— Excerpted data —
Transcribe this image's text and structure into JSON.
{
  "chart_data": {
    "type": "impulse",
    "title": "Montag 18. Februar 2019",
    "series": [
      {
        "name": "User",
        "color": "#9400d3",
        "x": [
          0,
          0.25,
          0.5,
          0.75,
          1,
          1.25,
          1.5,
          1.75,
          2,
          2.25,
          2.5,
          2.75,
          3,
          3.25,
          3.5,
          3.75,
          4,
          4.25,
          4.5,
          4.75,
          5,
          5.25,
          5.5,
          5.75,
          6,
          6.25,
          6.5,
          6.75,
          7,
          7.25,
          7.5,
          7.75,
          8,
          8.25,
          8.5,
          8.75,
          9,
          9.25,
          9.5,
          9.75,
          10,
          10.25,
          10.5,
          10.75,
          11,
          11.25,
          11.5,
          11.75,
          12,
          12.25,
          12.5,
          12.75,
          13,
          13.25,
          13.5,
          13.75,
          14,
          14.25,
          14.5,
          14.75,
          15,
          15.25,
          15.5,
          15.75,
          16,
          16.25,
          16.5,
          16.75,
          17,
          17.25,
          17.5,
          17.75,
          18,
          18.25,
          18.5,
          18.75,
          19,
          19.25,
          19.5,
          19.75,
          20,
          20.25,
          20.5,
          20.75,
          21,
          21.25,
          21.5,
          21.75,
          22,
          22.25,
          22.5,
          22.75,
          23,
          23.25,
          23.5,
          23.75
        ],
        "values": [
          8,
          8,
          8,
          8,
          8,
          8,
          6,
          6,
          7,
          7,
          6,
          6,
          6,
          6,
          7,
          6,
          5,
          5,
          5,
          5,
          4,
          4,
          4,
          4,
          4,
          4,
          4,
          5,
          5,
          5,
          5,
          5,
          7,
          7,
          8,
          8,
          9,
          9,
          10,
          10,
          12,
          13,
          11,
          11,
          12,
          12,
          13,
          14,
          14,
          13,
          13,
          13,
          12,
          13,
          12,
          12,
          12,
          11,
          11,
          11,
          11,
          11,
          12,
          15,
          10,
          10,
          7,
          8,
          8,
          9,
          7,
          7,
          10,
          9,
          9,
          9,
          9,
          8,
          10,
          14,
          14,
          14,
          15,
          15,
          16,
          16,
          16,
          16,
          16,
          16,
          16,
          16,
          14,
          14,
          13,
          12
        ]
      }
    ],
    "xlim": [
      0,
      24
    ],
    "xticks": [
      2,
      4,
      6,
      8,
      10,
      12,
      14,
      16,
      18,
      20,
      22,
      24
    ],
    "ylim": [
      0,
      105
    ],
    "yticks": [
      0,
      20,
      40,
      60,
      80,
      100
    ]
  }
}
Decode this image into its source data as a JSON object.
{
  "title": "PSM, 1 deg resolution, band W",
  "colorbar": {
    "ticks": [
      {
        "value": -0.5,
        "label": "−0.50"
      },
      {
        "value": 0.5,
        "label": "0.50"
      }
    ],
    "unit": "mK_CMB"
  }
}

— Your instructions —
Give the number of lines where the string "image" occurs, without any further text.

— Response to the exercise —
2